*CHALLENGE:*
Return every line below as is, leaving out the pictures.

*Stored data:*
---*---
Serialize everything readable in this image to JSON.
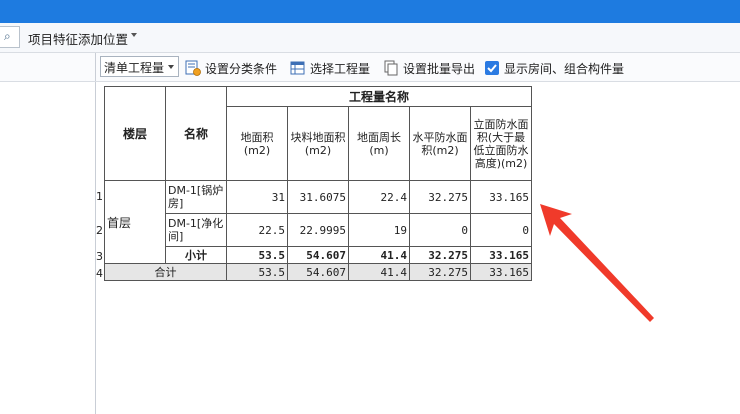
{
  "menubar": {
    "item": "项目特征添加位置"
  },
  "toolbar": {
    "combo_value": "清单工程量",
    "btn_classify": "设置分类条件",
    "btn_select": "选择工程量",
    "btn_export": "设置批量导出",
    "chk_show": "显示房间、组合构件量"
  },
  "table": {
    "h_floor": "楼层",
    "h_name": "名称",
    "h_group": "工程量名称",
    "col1": "地面积(m2)",
    "col2": "块料地面积(m2)",
    "col3": "地面周长(m)",
    "col4": "水平防水面积(m2)",
    "col5": "立面防水面积(大于最低立面防水高度)(m2)",
    "floor": "首层",
    "row_numbers": [
      "1",
      "2",
      "3",
      "4"
    ],
    "rows": [
      {
        "name": "DM-1[锅炉房]",
        "v1": "31",
        "v2": "31.6075",
        "v3": "22.4",
        "v4": "32.275",
        "v5": "33.165"
      },
      {
        "name": "DM-1[净化间]",
        "v1": "22.5",
        "v2": "22.9995",
        "v3": "19",
        "v4": "0",
        "v5": "0"
      }
    ],
    "subtotal": {
      "label": "小计",
      "v1": "53.5",
      "v2": "54.607",
      "v3": "41.4",
      "v4": "32.275",
      "v5": "33.165"
    },
    "total": {
      "label": "合计",
      "v1": "53.5",
      "v2": "54.607",
      "v3": "41.4",
      "v4": "32.275",
      "v5": "33.165"
    }
  },
  "colors": {
    "titlebar": "#1e7be0",
    "annotation_arrow": "#f03a2a"
  }
}
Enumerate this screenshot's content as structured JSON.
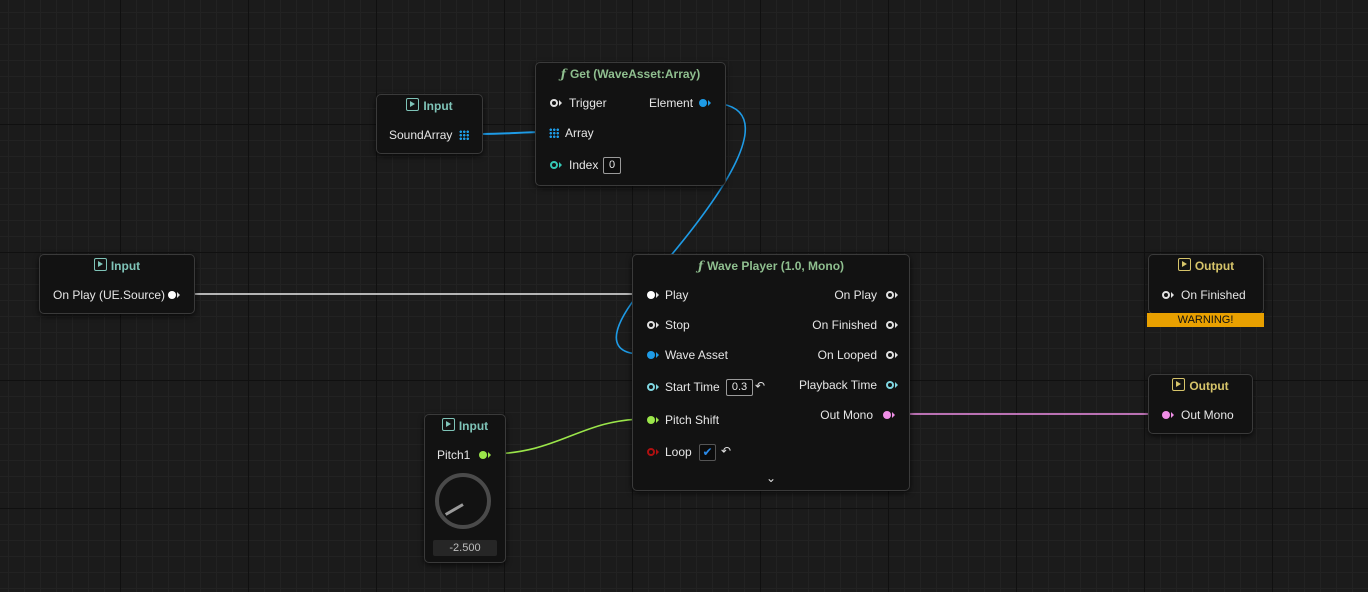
{
  "graph": {
    "nodes": {
      "input_sound_array": {
        "title": "Input",
        "outputs": [
          "SoundArray"
        ]
      },
      "get_wave_asset": {
        "title": "Get (WaveAsset:Array)",
        "inputs": [
          "Trigger",
          "Array",
          "Index"
        ],
        "index_value": "0",
        "outputs": [
          "Element"
        ]
      },
      "input_on_play": {
        "title": "Input",
        "outputs": [
          "On Play (UE.Source)"
        ]
      },
      "wave_player": {
        "title": "Wave Player (1.0, Mono)",
        "inputs": [
          "Play",
          "Stop",
          "Wave Asset",
          "Start Time",
          "Pitch Shift",
          "Loop"
        ],
        "start_time_value": "0.3",
        "loop_checked": true,
        "outputs": [
          "On Play",
          "On Finished",
          "On Looped",
          "Playback Time",
          "Out Mono"
        ]
      },
      "output_on_finished": {
        "title": "Output",
        "inputs": [
          "On Finished"
        ],
        "warning": "WARNING!"
      },
      "output_out_mono": {
        "title": "Output",
        "inputs": [
          "Out Mono"
        ]
      },
      "input_pitch": {
        "title": "Input",
        "outputs": [
          "Pitch1"
        ],
        "knob_value": "-2.500"
      }
    },
    "colors": {
      "exec": "#ffffff",
      "wave_asset": "#1e9be6",
      "float": "#9be64a",
      "audio": "#f08ee6",
      "warning": "#e8a000"
    }
  }
}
---*---
*WRITTEN REPLY:*
Serialize everything readable in this image to JSON.
{
  "menubar": {
    "item": "项目特征添加位置"
  },
  "toolbar": {
    "combo_value": "清单工程量",
    "btn_classify": "设置分类条件",
    "btn_select": "选择工程量",
    "btn_export": "设置批量导出",
    "chk_show": "显示房间、组合构件量"
  },
  "table": {
    "h_floor": "楼层",
    "h_name": "名称",
    "h_group": "工程量名称",
    "col1": "地面积(m2)",
    "col2": "块料地面积(m2)",
    "col3": "地面周长(m)",
    "col4": "水平防水面积(m2)",
    "col5": "立面防水面积(大于最低立面防水高度)(m2)",
    "floor": "首层",
    "row_numbers": [
      "1",
      "2",
      "3",
      "4"
    ],
    "rows": [
      {
        "name": "DM-1[锅炉房]",
        "v1": "31",
        "v2": "31.6075",
        "v3": "22.4",
        "v4": "32.275",
        "v5": "33.165"
      },
      {
        "name": "DM-1[净化间]",
        "v1": "22.5",
        "v2": "22.9995",
        "v3": "19",
        "v4": "0",
        "v5": "0"
      }
    ],
    "subtotal": {
      "label": "小计",
      "v1": "53.5",
      "v2": "54.607",
      "v3": "41.4",
      "v4": "32.275",
      "v5": "33.165"
    },
    "total": {
      "label": "合计",
      "v1": "53.5",
      "v2": "54.607",
      "v3": "41.4",
      "v4": "32.275",
      "v5": "33.165"
    }
  },
  "colors": {
    "titlebar": "#1e7be0",
    "annotation_arrow": "#f03a2a"
  }
}
Enumerate this screenshot's content as structured JSON.
{
  "graph": {
    "nodes": {
      "input_sound_array": {
        "title": "Input",
        "outputs": [
          "SoundArray"
        ]
      },
      "get_wave_asset": {
        "title": "Get (WaveAsset:Array)",
        "inputs": [
          "Trigger",
          "Array",
          "Index"
        ],
        "index_value": "0",
        "outputs": [
          "Element"
        ]
      },
      "input_on_play": {
        "title": "Input",
        "outputs": [
          "On Play (UE.Source)"
        ]
      },
      "wave_player": {
        "title": "Wave Player (1.0, Mono)",
        "inputs": [
          "Play",
          "Stop",
          "Wave Asset",
          "Start Time",
          "Pitch Shift",
          "Loop"
        ],
        "start_time_value": "0.3",
        "loop_checked": true,
        "outputs": [
          "On Play",
          "On Finished",
          "On Looped",
          "Playback Time",
          "Out Mono"
        ]
      },
      "output_on_finished": {
        "title": "Output",
        "inputs": [
          "On Finished"
        ],
        "warning": "WARNING!"
      },
      "output_out_mono": {
        "title": "Output",
        "inputs": [
          "Out Mono"
        ]
      },
      "input_pitch": {
        "title": "Input",
        "outputs": [
          "Pitch1"
        ],
        "knob_value": "-2.500"
      }
    },
    "colors": {
      "exec": "#ffffff",
      "wave_asset": "#1e9be6",
      "float": "#9be64a",
      "audio": "#f08ee6",
      "warning": "#e8a000"
    }
  }
}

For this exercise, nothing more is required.